[Saved data entries]
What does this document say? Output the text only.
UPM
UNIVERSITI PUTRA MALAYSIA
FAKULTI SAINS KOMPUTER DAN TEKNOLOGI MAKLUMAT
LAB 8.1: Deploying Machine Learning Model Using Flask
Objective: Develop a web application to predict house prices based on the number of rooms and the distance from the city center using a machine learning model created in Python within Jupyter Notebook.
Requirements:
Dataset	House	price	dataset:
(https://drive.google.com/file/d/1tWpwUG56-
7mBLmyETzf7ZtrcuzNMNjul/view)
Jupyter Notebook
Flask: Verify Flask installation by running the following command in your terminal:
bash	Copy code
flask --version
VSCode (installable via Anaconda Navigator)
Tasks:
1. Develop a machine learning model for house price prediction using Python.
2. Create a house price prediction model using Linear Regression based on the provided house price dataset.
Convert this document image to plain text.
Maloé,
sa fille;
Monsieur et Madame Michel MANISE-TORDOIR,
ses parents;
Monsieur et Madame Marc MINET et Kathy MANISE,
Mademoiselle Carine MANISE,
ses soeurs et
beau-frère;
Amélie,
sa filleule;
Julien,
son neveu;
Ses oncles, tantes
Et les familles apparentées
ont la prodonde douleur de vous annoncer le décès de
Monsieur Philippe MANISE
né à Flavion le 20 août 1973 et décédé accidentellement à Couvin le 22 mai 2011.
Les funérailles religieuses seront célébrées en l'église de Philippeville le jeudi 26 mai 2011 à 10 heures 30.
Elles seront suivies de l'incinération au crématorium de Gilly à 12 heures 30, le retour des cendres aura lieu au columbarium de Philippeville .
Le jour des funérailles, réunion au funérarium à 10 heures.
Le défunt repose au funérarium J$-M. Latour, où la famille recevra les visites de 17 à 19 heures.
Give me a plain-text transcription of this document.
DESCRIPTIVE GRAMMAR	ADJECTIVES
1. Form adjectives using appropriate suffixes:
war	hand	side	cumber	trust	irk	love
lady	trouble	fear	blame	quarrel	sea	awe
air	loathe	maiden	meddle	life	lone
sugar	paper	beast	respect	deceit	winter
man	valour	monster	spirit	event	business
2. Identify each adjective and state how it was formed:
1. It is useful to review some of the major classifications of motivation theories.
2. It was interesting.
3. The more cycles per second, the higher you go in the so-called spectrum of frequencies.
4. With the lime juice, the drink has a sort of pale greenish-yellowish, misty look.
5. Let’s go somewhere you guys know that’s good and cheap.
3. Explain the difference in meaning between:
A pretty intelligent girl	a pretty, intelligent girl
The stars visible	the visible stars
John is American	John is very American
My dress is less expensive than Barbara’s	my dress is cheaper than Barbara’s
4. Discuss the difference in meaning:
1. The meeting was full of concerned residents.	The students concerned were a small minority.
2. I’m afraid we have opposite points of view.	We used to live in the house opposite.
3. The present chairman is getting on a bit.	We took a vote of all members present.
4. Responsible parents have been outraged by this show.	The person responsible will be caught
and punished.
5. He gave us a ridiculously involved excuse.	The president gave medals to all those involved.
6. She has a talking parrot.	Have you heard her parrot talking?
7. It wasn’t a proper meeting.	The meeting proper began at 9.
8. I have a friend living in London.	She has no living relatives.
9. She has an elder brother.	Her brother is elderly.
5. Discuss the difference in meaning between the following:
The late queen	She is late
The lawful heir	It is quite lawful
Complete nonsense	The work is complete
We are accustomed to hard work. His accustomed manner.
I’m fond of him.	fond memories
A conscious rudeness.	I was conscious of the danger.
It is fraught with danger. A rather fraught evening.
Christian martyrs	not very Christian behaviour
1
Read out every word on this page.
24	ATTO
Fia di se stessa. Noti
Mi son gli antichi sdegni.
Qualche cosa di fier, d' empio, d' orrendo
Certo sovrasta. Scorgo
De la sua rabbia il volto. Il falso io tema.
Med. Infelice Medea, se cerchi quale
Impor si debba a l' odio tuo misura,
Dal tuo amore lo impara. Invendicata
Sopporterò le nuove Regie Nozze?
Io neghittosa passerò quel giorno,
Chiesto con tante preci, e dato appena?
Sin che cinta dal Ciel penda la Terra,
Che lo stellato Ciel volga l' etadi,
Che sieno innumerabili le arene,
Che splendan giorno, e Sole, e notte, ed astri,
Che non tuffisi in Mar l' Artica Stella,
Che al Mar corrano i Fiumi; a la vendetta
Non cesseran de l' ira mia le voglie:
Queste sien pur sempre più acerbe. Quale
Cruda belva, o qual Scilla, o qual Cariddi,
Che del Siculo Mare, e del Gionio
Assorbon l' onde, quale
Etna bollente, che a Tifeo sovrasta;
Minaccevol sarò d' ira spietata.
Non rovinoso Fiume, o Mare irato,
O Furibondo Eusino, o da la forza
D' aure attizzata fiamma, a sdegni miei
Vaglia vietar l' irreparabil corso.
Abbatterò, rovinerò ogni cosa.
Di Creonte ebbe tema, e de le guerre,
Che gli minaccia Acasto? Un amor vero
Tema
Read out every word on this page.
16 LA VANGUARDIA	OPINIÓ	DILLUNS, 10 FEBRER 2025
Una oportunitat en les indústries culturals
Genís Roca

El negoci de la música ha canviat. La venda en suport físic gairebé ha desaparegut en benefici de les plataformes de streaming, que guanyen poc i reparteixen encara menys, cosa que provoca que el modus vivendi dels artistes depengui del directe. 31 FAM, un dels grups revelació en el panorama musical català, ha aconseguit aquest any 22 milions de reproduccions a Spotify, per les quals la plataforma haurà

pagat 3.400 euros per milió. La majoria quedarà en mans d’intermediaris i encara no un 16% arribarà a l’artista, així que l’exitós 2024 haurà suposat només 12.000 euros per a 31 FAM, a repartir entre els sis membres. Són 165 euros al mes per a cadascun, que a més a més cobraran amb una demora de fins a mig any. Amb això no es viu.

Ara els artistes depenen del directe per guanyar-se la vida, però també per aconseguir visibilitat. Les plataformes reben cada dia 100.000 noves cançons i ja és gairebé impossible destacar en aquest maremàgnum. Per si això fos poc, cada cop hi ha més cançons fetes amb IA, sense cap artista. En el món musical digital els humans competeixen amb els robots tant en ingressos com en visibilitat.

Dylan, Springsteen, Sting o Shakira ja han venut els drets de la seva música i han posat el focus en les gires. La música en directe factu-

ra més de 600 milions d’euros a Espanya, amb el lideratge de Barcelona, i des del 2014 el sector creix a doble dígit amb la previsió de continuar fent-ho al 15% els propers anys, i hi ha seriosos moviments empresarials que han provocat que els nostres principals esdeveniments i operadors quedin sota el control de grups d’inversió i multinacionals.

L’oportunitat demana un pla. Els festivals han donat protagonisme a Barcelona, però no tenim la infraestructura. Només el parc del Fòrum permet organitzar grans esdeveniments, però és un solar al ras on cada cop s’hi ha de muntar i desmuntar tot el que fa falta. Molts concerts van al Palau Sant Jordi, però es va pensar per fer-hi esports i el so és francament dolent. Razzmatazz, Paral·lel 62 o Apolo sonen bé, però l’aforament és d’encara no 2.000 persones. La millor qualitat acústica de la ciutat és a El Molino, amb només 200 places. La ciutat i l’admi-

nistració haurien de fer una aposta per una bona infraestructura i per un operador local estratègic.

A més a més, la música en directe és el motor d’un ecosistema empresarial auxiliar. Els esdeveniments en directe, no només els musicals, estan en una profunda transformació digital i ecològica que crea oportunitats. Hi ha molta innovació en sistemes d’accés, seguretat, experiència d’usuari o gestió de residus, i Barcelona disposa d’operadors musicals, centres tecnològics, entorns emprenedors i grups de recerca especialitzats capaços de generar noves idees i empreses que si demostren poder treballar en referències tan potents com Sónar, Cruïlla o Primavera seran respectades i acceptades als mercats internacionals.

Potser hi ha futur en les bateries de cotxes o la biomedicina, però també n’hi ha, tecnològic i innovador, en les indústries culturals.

- **Set problem**:
Restate the data above word for word.

- **Result**:
What does this document say? Output the text only.
UPM
UNIVERSITI PUTRA MALAYSIA
FAKULTI SAINS KOMPUTER DAN TEKNOLOGI MAKLUMAT
LAB 8.1: Deploying Machine Learning Model Using Flask
Objective: Develop a web application to predict house prices based on the number of rooms and the distance from the city center using a machine learning model created in Python within Jupyter Notebook.
Requirements:
Dataset	House	price	dataset:
(https://drive.google.com/file/d/1tWpwUG56-
7mBLmyETzf7ZtrcuzNMNjul/view)
Jupyter Notebook
Flask: Verify Flask installation by running the following command in your terminal:
bash	Copy code
flask --version
VSCode (installable via Anaconda Navigator)
Tasks:
1. Develop a machine learning model for house price prediction using Python.
2. Create a house price prediction model using Linear Regression based on the provided house price dataset.
Convert this document image to plain text.
Maloé,
sa fille;
Monsieur et Madame Michel MANISE-TORDOIR,
ses parents;
Monsieur et Madame Marc MINET et Kathy MANISE,
Mademoiselle Carine MANISE,
ses soeurs et
beau-frère;
Amélie,
sa filleule;
Julien,
son neveu;
Ses oncles, tantes
Et les familles apparentées
ont la prodonde douleur de vous annoncer le décès de
Monsieur Philippe MANISE
né à Flavion le 20 août 1973 et décédé accidentellement à Couvin le 22 mai 2011.
Les funérailles religieuses seront célébrées en l'église de Philippeville le jeudi 26 mai 2011 à 10 heures 30.
Elles seront suivies de l'incinération au crématorium de Gilly à 12 heures 30, le retour des cendres aura lieu au columbarium de Philippeville .
Le jour des funérailles, réunion au funérarium à 10 heures.
Le défunt repose au funérarium J$-M. Latour, où la famille recevra les visites de 17 à 19 heures.
Give me a plain-text transcription of this document.
DESCRIPTIVE GRAMMAR	ADJECTIVES
1. Form adjectives using appropriate suffixes:
war	hand	side	cumber	trust	irk	love
lady	trouble	fear	blame	quarrel	sea	awe
air	loathe	maiden	meddle	life	lone
sugar	paper	beast	respect	deceit	winter
man	valour	monster	spirit	event	business
2. Identify each adjective and state how it was formed:
1. It is useful to review some of the major classifications of motivation theories.
2. It was interesting.
3. The more cycles per second, the higher you go in the so-called spectrum of frequencies.
4. With the lime juice, the drink has a sort of pale greenish-yellowish, misty look.
5. Let’s go somewhere you guys know that’s good and cheap.
3. Explain the difference in meaning between:
A pretty intelligent girl	a pretty, intelligent girl
The stars visible	the visible stars
John is American	John is very American
My dress is less expensive than Barbara’s	my dress is cheaper than Barbara’s
4. Discuss the difference in meaning:
1. The meeting was full of concerned residents.	The students concerned were a small minority.
2. I’m afraid we have opposite points of view.	We used to live in the house opposite.
3. The present chairman is getting on a bit.	We took a vote of all members present.
4. Responsible parents have been outraged by this show.	The person responsible will be caught
and punished.
5. He gave us a ridiculously involved excuse.	The president gave medals to all those involved.
6. She has a talking parrot.	Have you heard her parrot talking?
7. It wasn’t a proper meeting.	The meeting proper began at 9.
8. I have a friend living in London.	She has no living relatives.
9. She has an elder brother.	Her brother is elderly.
5. Discuss the difference in meaning between the following:
The late queen	She is late
The lawful heir	It is quite lawful
Complete nonsense	The work is complete
We are accustomed to hard work. His accustomed manner.
I’m fond of him.	fond memories
A conscious rudeness.	I was conscious of the danger.
It is fraught with danger. A rather fraught evening.
Christian martyrs	not very Christian behaviour
1
Read out every word on this page.
24	ATTO
Fia di se stessa. Noti
Mi son gli antichi sdegni.
Qualche cosa di fier, d' empio, d' orrendo
Certo sovrasta. Scorgo
De la sua rabbia il volto. Il falso io tema.
Med. Infelice Medea, se cerchi quale
Impor si debba a l' odio tuo misura,
Dal tuo amore lo impara. Invendicata
Sopporterò le nuove Regie Nozze?
Io neghittosa passerò quel giorno,
Chiesto con tante preci, e dato appena?
Sin che cinta dal Ciel penda la Terra,
Che lo stellato Ciel volga l' etadi,
Che sieno innumerabili le arene,
Che splendan giorno, e Sole, e notte, ed astri,
Che non tuffisi in Mar l' Artica Stella,
Che al Mar corrano i Fiumi; a la vendetta
Non cesseran de l' ira mia le voglie:
Queste sien pur sempre più acerbe. Quale
Cruda belva, o qual Scilla, o qual Cariddi,
Che del Siculo Mare, e del Gionio
Assorbon l' onde, quale
Etna bollente, che a Tifeo sovrasta;
Minaccevol sarò d' ira spietata.
Non rovinoso Fiume, o Mare irato,
O Furibondo Eusino, o da la forza
D' aure attizzata fiamma, a sdegni miei
Vaglia vietar l' irreparabil corso.
Abbatterò, rovinerò ogni cosa.
Di Creonte ebbe tema, e de le guerre,
Che gli minaccia Acasto? Un amor vero
Tema
Read out every word on this page.
16 LA VANGUARDIA	OPINIÓ	DILLUNS, 10 FEBRER 2025
Una oportunitat en les indústries culturals
Genís Roca

El negoci de la música ha canviat. La venda en suport físic gairebé ha desaparegut en benefici de les plataformes de streaming, que guanyen poc i reparteixen encara menys, cosa que provoca que el modus vivendi dels artistes depengui del directe. 31 FAM, un dels grups revelació en el panorama musical català, ha aconseguit aquest any 22 milions de reproduccions a Spotify, per les quals la plataforma haurà

pagat 3.400 euros per milió. La majoria quedarà en mans d’intermediaris i encara no un 16% arribarà a l’artista, així que l’exitós 2024 haurà suposat només 12.000 euros per a 31 FAM, a repartir entre els sis membres. Són 165 euros al mes per a cadascun, que a més a més cobraran amb una demora de fins a mig any. Amb això no es viu.

Ara els artistes depenen del directe per guanyar-se la vida, però també per aconseguir visibilitat. Les plataformes reben cada dia 100.000 noves cançons i ja és gairebé impossible destacar en aquest maremàgnum. Per si això fos poc, cada cop hi ha més cançons fetes amb IA, sense cap artista. En el món musical digital els humans competeixen amb els robots tant en ingressos com en visibilitat.

Dylan, Springsteen, Sting o Shakira ja han venut els drets de la seva música i han posat el focus en les gires. La música en directe factu-

ra més de 600 milions d’euros a Espanya, amb el lideratge de Barcelona, i des del 2014 el sector creix a doble dígit amb la previsió de continuar fent-ho al 15% els propers anys, i hi ha seriosos moviments empresarials que han provocat que els nostres principals esdeveniments i operadors quedin sota el control de grups d’inversió i multinacionals.

L’oportunitat demana un pla. Els festivals han donat protagonisme a Barcelona, però no tenim la infraestructura. Només el parc del Fòrum permet organitzar grans esdeveniments, però és un solar al ras on cada cop s’hi ha de muntar i desmuntar tot el que fa falta. Molts concerts van al Palau Sant Jordi, però es va pensar per fer-hi esports i el so és francament dolent. Razzmatazz, Paral·lel 62 o Apolo sonen bé, però l’aforament és d’encara no 2.000 persones. La millor qualitat acústica de la ciutat és a El Molino, amb només 200 places. La ciutat i l’admi-

nistració haurien de fer una aposta per una bona infraestructura i per un operador local estratègic.

A més a més, la música en directe és el motor d’un ecosistema empresarial auxiliar. Els esdeveniments en directe, no només els musicals, estan en una profunda transformació digital i ecològica que crea oportunitats. Hi ha molta innovació en sistemes d’accés, seguretat, experiència d’usuari o gestió de residus, i Barcelona disposa d’operadors musicals, centres tecnològics, entorns emprenedors i grups de recerca especialitzats capaços de generar noves idees i empreses que si demostren poder treballar en referències tan potents com Sónar, Cruïlla o Primavera seran respectades i acceptades als mercats internacionals.

Potser hi ha futur en les bateries de cotxes o la biomedicina, però també n’hi ha, tecnològic i innovador, en les indústries culturals.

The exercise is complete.